[START Supplied entries]

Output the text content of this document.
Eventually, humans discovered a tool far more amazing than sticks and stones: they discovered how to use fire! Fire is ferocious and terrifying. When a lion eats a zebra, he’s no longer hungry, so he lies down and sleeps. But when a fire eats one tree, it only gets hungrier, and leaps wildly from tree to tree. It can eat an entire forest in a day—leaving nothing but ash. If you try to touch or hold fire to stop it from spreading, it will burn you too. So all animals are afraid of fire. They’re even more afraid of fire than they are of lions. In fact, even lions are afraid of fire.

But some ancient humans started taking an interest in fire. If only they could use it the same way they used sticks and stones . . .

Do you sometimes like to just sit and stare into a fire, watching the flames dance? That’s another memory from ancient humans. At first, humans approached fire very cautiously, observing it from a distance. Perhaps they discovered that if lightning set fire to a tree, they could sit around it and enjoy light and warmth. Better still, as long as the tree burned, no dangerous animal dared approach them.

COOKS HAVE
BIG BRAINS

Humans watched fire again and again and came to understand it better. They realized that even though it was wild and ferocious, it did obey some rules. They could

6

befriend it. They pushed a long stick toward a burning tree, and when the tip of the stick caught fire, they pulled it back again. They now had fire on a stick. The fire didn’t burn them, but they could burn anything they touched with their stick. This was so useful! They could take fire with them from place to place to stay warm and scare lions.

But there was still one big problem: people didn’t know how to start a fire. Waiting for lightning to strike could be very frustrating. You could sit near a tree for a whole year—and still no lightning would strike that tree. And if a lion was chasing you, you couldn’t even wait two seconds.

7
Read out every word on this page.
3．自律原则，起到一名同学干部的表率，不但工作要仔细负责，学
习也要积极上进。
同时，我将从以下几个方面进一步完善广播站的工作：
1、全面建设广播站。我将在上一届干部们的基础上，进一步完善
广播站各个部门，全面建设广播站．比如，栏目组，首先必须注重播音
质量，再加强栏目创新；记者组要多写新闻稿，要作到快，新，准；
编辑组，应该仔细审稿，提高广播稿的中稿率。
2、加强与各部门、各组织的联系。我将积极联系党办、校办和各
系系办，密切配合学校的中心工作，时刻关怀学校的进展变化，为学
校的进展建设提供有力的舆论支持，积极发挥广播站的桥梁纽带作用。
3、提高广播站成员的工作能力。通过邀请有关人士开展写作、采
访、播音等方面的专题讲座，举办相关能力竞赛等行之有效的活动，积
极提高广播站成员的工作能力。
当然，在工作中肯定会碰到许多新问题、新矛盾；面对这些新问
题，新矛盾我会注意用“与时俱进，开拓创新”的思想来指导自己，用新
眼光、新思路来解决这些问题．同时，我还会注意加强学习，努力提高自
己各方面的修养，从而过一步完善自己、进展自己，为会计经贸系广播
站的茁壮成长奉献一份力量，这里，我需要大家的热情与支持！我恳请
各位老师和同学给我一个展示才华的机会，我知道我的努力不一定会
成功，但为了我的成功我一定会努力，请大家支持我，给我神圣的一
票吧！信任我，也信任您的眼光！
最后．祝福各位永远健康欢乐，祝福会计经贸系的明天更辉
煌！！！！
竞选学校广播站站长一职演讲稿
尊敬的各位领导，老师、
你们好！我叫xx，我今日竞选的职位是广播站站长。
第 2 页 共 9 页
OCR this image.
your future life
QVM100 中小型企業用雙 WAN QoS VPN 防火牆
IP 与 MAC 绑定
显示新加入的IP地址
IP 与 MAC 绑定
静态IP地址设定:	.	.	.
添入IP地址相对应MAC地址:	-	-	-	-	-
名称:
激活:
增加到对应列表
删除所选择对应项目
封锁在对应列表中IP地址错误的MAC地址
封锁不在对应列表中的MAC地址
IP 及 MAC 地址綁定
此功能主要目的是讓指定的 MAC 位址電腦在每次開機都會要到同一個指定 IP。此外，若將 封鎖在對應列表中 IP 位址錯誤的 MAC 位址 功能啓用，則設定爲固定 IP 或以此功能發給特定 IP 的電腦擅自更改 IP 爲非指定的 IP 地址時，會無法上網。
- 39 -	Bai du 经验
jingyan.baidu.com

[END Supplied entries]

Each line from the one containing "OCR this image." to the end of the records should be echoed exactly, and no other line.

OCR this image.
your future life
QVM100 中小型企業用雙 WAN QoS VPN 防火牆
IP 与 MAC 绑定
显示新加入的IP地址
IP 与 MAC 绑定
静态IP地址设定:	.	.	.
添入IP地址相对应MAC地址:	-	-	-	-	-
名称:
激活:
增加到对应列表
删除所选择对应项目
封锁在对应列表中IP地址错误的MAC地址
封锁不在对应列表中的MAC地址
IP 及 MAC 地址綁定
此功能主要目的是讓指定的 MAC 位址電腦在每次開機都會要到同一個指定 IP。此外，若將 封鎖在對應列表中 IP 位址錯誤的 MAC 位址 功能啓用，則設定爲固定 IP 或以此功能發給特定 IP 的電腦擅自更改 IP 爲非指定的 IP 地址時，會無法上網。
- 39 -	Bai du 经验
jingyan.baidu.com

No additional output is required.